** BEGIN **

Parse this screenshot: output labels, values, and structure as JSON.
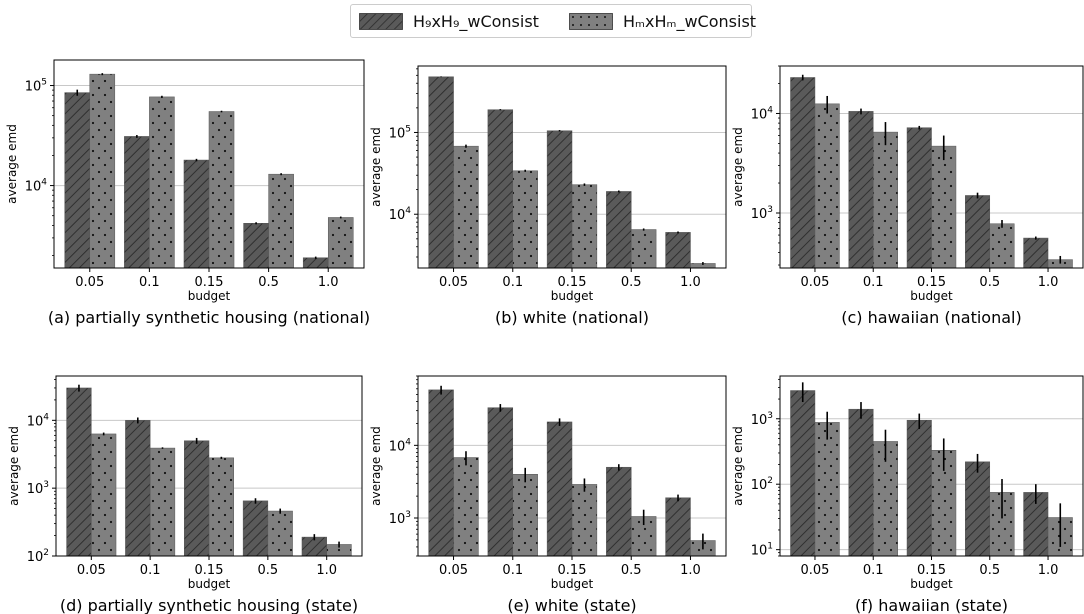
{
  "legend": {
    "series": [
      {
        "name": "H₉xH₉_wConsist",
        "pattern": "hatch"
      },
      {
        "name": "HₘxHₘ_wConsist",
        "pattern": "dots"
      }
    ]
  },
  "colors": {
    "bar_fill": "#808080",
    "bar_dark": "#5a5a5a",
    "grid": "#c8c8c8",
    "error": "#000000"
  },
  "chart_data": [
    {
      "type": "bar",
      "caption": "(a) partially synthetic housing (national)",
      "xlabel": "budget",
      "ylabel": "average emd",
      "yscale": "log",
      "ylim": [
        1500,
        180000
      ],
      "yticks": [
        {
          "value": 10000,
          "label": "10^4"
        },
        {
          "value": 100000,
          "label": "10^5"
        }
      ],
      "categories": [
        "0.05",
        "0.1",
        "0.15",
        "0.5",
        "1.0"
      ],
      "series": [
        {
          "name": "H₉xH₉_wConsist",
          "values": [
            85000,
            31000,
            18000,
            4200,
            1900
          ],
          "err": [
            6000,
            1000,
            500,
            100,
            50
          ]
        },
        {
          "name": "HₘxHₘ_wConsist",
          "values": [
            130000,
            77000,
            55000,
            13000,
            4800
          ],
          "err": [
            3000,
            2000,
            1000,
            300,
            100
          ]
        }
      ]
    },
    {
      "type": "bar",
      "caption": "(b) white (national)",
      "xlabel": "budget",
      "ylabel": "average emd",
      "yscale": "log",
      "ylim": [
        2200,
        650000
      ],
      "yticks": [
        {
          "value": 10000,
          "label": "10^4"
        },
        {
          "value": 100000,
          "label": "10^5"
        }
      ],
      "categories": [
        "0.05",
        "0.1",
        "0.15",
        "0.5",
        "1.0"
      ],
      "series": [
        {
          "name": "H₉xH₉_wConsist",
          "values": [
            480000,
            190000,
            105000,
            19000,
            6000
          ],
          "err": [
            5000,
            3000,
            2000,
            500,
            150
          ]
        },
        {
          "name": "HₘxHₘ_wConsist",
          "values": [
            68000,
            34000,
            23000,
            6500,
            2500
          ],
          "err": [
            3000,
            1000,
            800,
            200,
            100
          ]
        }
      ]
    },
    {
      "type": "bar",
      "caption": "(c) hawaiian (national)",
      "xlabel": "budget",
      "ylabel": "average emd",
      "yscale": "log",
      "ylim": [
        280,
        30000
      ],
      "yticks": [
        {
          "value": 1000,
          "label": "10^3"
        },
        {
          "value": 10000,
          "label": "10^4"
        }
      ],
      "categories": [
        "0.05",
        "0.1",
        "0.15",
        "0.5",
        "1.0"
      ],
      "series": [
        {
          "name": "H₉xH₉_wConsist",
          "values": [
            23000,
            10500,
            7200,
            1500,
            560
          ],
          "err": [
            1500,
            700,
            300,
            100,
            20
          ]
        },
        {
          "name": "HₘxHₘ_wConsist",
          "values": [
            12500,
            6500,
            4700,
            780,
            340
          ],
          "err": [
            2500,
            1700,
            1300,
            70,
            30
          ]
        }
      ]
    },
    {
      "type": "bar",
      "caption": "(d) partially synthetic housing (state)",
      "xlabel": "budget",
      "ylabel": "average emd",
      "yscale": "log",
      "ylim": [
        100,
        45000
      ],
      "yticks": [
        {
          "value": 100,
          "label": "10^2"
        },
        {
          "value": 1000,
          "label": "10^3"
        },
        {
          "value": 10000,
          "label": "10^4"
        }
      ],
      "categories": [
        "0.05",
        "0.1",
        "0.15",
        "0.5",
        "1.0"
      ],
      "series": [
        {
          "name": "H₉xH₉_wConsist",
          "values": [
            30000,
            10000,
            5000,
            650,
            190
          ],
          "err": [
            3500,
            1000,
            500,
            60,
            20
          ]
        },
        {
          "name": "HₘxHₘ_wConsist",
          "values": [
            6300,
            3900,
            2800,
            460,
            148
          ],
          "err": [
            300,
            100,
            100,
            40,
            15
          ]
        }
      ]
    },
    {
      "type": "bar",
      "caption": "(e) white (state)",
      "xlabel": "budget",
      "ylabel": "average emd",
      "yscale": "log",
      "ylim": [
        300,
        90000
      ],
      "yticks": [
        {
          "value": 1000,
          "label": "10^3"
        },
        {
          "value": 10000,
          "label": "10^4"
        }
      ],
      "categories": [
        "0.05",
        "0.1",
        "0.15",
        "0.5",
        "1.0"
      ],
      "series": [
        {
          "name": "H₉xH₉_wConsist",
          "values": [
            58000,
            33000,
            21000,
            5000,
            1900
          ],
          "err": [
            8000,
            4000,
            2500,
            500,
            200
          ]
        },
        {
          "name": "HₘxHₘ_wConsist",
          "values": [
            6800,
            4000,
            2900,
            1050,
            490
          ],
          "err": [
            1500,
            900,
            600,
            250,
            120
          ]
        }
      ]
    },
    {
      "type": "bar",
      "caption": "(f) hawaiian (state)",
      "xlabel": "budget",
      "ylabel": "average emd",
      "yscale": "log",
      "ylim": [
        8,
        4500
      ],
      "yticks": [
        {
          "value": 10,
          "label": "10^1"
        },
        {
          "value": 100,
          "label": "10^2"
        },
        {
          "value": 1000,
          "label": "10^3"
        }
      ],
      "categories": [
        "0.05",
        "0.1",
        "0.15",
        "0.5",
        "1.0"
      ],
      "series": [
        {
          "name": "H₉xH₉_wConsist",
          "values": [
            2700,
            1400,
            950,
            220,
            75
          ],
          "err": [
            900,
            400,
            250,
            70,
            25
          ]
        },
        {
          "name": "HₘxHₘ_wConsist",
          "values": [
            880,
            450,
            330,
            75,
            31
          ],
          "err": [
            400,
            230,
            170,
            45,
            20
          ]
        }
      ]
    }
  ]
}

** END **

Reproduce every line exactly and omit all pictures.

Parse this screenshot: output labels, values, and structure as JSON.
{
  "legend": {
    "series": [
      {
        "name": "H₉xH₉_wConsist",
        "pattern": "hatch"
      },
      {
        "name": "HₘxHₘ_wConsist",
        "pattern": "dots"
      }
    ]
  },
  "colors": {
    "bar_fill": "#808080",
    "bar_dark": "#5a5a5a",
    "grid": "#c8c8c8",
    "error": "#000000"
  },
  "chart_data": [
    {
      "type": "bar",
      "caption": "(a) partially synthetic housing (national)",
      "xlabel": "budget",
      "ylabel": "average emd",
      "yscale": "log",
      "ylim": [
        1500,
        180000
      ],
      "yticks": [
        {
          "value": 10000,
          "label": "10^4"
        },
        {
          "value": 100000,
          "label": "10^5"
        }
      ],
      "categories": [
        "0.05",
        "0.1",
        "0.15",
        "0.5",
        "1.0"
      ],
      "series": [
        {
          "name": "H₉xH₉_wConsist",
          "values": [
            85000,
            31000,
            18000,
            4200,
            1900
          ],
          "err": [
            6000,
            1000,
            500,
            100,
            50
          ]
        },
        {
          "name": "HₘxHₘ_wConsist",
          "values": [
            130000,
            77000,
            55000,
            13000,
            4800
          ],
          "err": [
            3000,
            2000,
            1000,
            300,
            100
          ]
        }
      ]
    },
    {
      "type": "bar",
      "caption": "(b) white (national)",
      "xlabel": "budget",
      "ylabel": "average emd",
      "yscale": "log",
      "ylim": [
        2200,
        650000
      ],
      "yticks": [
        {
          "value": 10000,
          "label": "10^4"
        },
        {
          "value": 100000,
          "label": "10^5"
        }
      ],
      "categories": [
        "0.05",
        "0.1",
        "0.15",
        "0.5",
        "1.0"
      ],
      "series": [
        {
          "name": "H₉xH₉_wConsist",
          "values": [
            480000,
            190000,
            105000,
            19000,
            6000
          ],
          "err": [
            5000,
            3000,
            2000,
            500,
            150
          ]
        },
        {
          "name": "HₘxHₘ_wConsist",
          "values": [
            68000,
            34000,
            23000,
            6500,
            2500
          ],
          "err": [
            3000,
            1000,
            800,
            200,
            100
          ]
        }
      ]
    },
    {
      "type": "bar",
      "caption": "(c) hawaiian (national)",
      "xlabel": "budget",
      "ylabel": "average emd",
      "yscale": "log",
      "ylim": [
        280,
        30000
      ],
      "yticks": [
        {
          "value": 1000,
          "label": "10^3"
        },
        {
          "value": 10000,
          "label": "10^4"
        }
      ],
      "categories": [
        "0.05",
        "0.1",
        "0.15",
        "0.5",
        "1.0"
      ],
      "series": [
        {
          "name": "H₉xH₉_wConsist",
          "values": [
            23000,
            10500,
            7200,
            1500,
            560
          ],
          "err": [
            1500,
            700,
            300,
            100,
            20
          ]
        },
        {
          "name": "HₘxHₘ_wConsist",
          "values": [
            12500,
            6500,
            4700,
            780,
            340
          ],
          "err": [
            2500,
            1700,
            1300,
            70,
            30
          ]
        }
      ]
    },
    {
      "type": "bar",
      "caption": "(d) partially synthetic housing (state)",
      "xlabel": "budget",
      "ylabel": "average emd",
      "yscale": "log",
      "ylim": [
        100,
        45000
      ],
      "yticks": [
        {
          "value": 100,
          "label": "10^2"
        },
        {
          "value": 1000,
          "label": "10^3"
        },
        {
          "value": 10000,
          "label": "10^4"
        }
      ],
      "categories": [
        "0.05",
        "0.1",
        "0.15",
        "0.5",
        "1.0"
      ],
      "series": [
        {
          "name": "H₉xH₉_wConsist",
          "values": [
            30000,
            10000,
            5000,
            650,
            190
          ],
          "err": [
            3500,
            1000,
            500,
            60,
            20
          ]
        },
        {
          "name": "HₘxHₘ_wConsist",
          "values": [
            6300,
            3900,
            2800,
            460,
            148
          ],
          "err": [
            300,
            100,
            100,
            40,
            15
          ]
        }
      ]
    },
    {
      "type": "bar",
      "caption": "(e) white (state)",
      "xlabel": "budget",
      "ylabel": "average emd",
      "yscale": "log",
      "ylim": [
        300,
        90000
      ],
      "yticks": [
        {
          "value": 1000,
          "label": "10^3"
        },
        {
          "value": 10000,
          "label": "10^4"
        }
      ],
      "categories": [
        "0.05",
        "0.1",
        "0.15",
        "0.5",
        "1.0"
      ],
      "series": [
        {
          "name": "H₉xH₉_wConsist",
          "values": [
            58000,
            33000,
            21000,
            5000,
            1900
          ],
          "err": [
            8000,
            4000,
            2500,
            500,
            200
          ]
        },
        {
          "name": "HₘxHₘ_wConsist",
          "values": [
            6800,
            4000,
            2900,
            1050,
            490
          ],
          "err": [
            1500,
            900,
            600,
            250,
            120
          ]
        }
      ]
    },
    {
      "type": "bar",
      "caption": "(f) hawaiian (state)",
      "xlabel": "budget",
      "ylabel": "average emd",
      "yscale": "log",
      "ylim": [
        8,
        4500
      ],
      "yticks": [
        {
          "value": 10,
          "label": "10^1"
        },
        {
          "value": 100,
          "label": "10^2"
        },
        {
          "value": 1000,
          "label": "10^3"
        }
      ],
      "categories": [
        "0.05",
        "0.1",
        "0.15",
        "0.5",
        "1.0"
      ],
      "series": [
        {
          "name": "H₉xH₉_wConsist",
          "values": [
            2700,
            1400,
            950,
            220,
            75
          ],
          "err": [
            900,
            400,
            250,
            70,
            25
          ]
        },
        {
          "name": "HₘxHₘ_wConsist",
          "values": [
            880,
            450,
            330,
            75,
            31
          ],
          "err": [
            400,
            230,
            170,
            45,
            20
          ]
        }
      ]
    }
  ]
}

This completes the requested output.